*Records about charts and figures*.
=-=-=-=-=
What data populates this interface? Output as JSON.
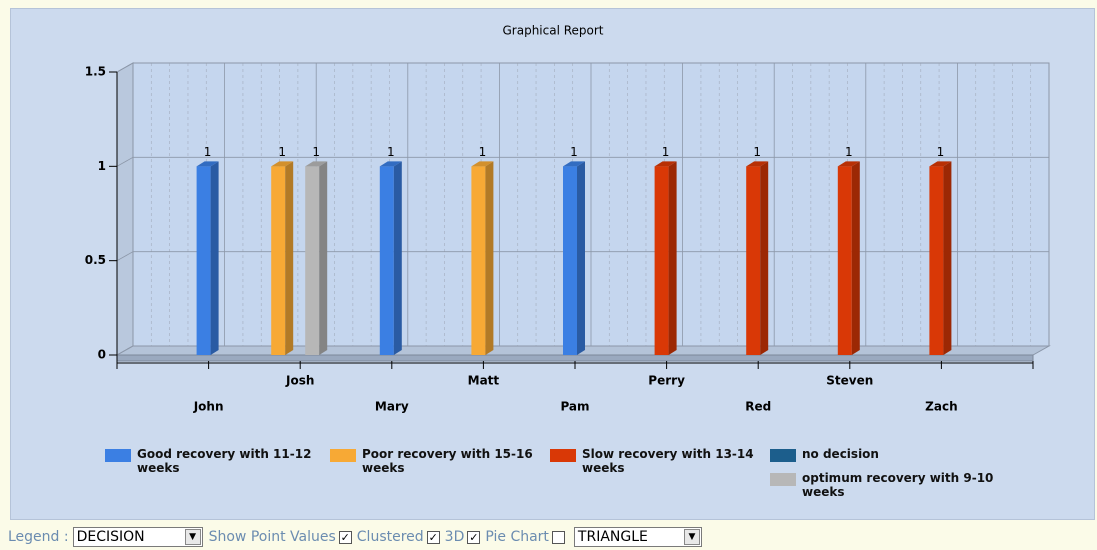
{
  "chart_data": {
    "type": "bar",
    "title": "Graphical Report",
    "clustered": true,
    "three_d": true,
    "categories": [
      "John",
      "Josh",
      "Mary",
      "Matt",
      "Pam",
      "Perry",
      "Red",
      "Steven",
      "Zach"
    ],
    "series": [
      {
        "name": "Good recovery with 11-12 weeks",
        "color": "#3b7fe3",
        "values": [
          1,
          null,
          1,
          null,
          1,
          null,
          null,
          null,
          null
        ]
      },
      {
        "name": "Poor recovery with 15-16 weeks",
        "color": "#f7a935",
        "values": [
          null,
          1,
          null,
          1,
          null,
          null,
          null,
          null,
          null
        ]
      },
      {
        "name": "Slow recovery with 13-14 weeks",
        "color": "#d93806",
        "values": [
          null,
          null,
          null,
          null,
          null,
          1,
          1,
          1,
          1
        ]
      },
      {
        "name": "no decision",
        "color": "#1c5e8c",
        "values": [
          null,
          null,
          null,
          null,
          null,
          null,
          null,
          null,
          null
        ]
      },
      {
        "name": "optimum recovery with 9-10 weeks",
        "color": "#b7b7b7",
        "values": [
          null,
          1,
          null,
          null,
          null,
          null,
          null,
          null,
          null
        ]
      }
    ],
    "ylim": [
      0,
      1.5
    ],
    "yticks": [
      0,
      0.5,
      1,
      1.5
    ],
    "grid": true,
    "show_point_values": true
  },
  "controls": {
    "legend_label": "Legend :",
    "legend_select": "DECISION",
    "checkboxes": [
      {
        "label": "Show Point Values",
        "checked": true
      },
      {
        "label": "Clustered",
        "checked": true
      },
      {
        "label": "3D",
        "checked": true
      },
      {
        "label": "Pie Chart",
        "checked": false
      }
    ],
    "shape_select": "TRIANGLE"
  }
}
=-=-=-=-=
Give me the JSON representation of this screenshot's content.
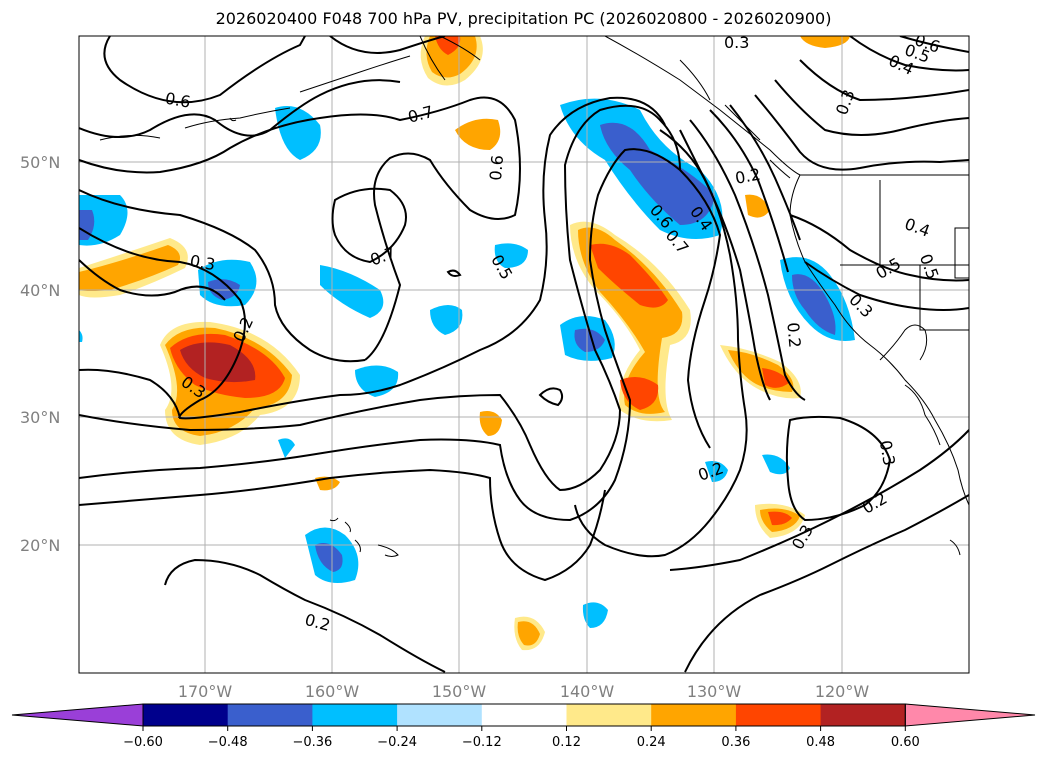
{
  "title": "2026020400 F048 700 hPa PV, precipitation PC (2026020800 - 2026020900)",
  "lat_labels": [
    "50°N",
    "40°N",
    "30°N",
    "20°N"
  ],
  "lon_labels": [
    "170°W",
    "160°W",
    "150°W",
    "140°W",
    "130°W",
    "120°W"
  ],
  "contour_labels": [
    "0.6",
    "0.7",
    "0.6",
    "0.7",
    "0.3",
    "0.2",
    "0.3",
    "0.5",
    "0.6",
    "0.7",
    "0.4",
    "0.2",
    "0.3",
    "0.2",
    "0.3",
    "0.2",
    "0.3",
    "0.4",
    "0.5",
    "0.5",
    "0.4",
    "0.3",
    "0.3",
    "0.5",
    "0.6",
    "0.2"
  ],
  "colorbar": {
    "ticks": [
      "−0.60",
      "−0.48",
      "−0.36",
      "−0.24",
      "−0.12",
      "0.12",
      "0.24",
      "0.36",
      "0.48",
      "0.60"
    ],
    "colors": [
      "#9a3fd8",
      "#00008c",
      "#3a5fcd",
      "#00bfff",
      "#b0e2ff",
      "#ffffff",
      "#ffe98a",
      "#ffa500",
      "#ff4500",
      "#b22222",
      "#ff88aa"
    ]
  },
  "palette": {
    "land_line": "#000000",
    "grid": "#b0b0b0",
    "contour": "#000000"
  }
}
=-=-=-=-=
*INSTRUCTIONS TO FOLLOW*. Find the lines above that include the string "true" and copy them.

*FINAL ANSWER*.
    "clustered": true,
    "three_d": true,
    "grid": true,
    "show_point_values": true
        "checked": true
        "checked": true
        "checked": true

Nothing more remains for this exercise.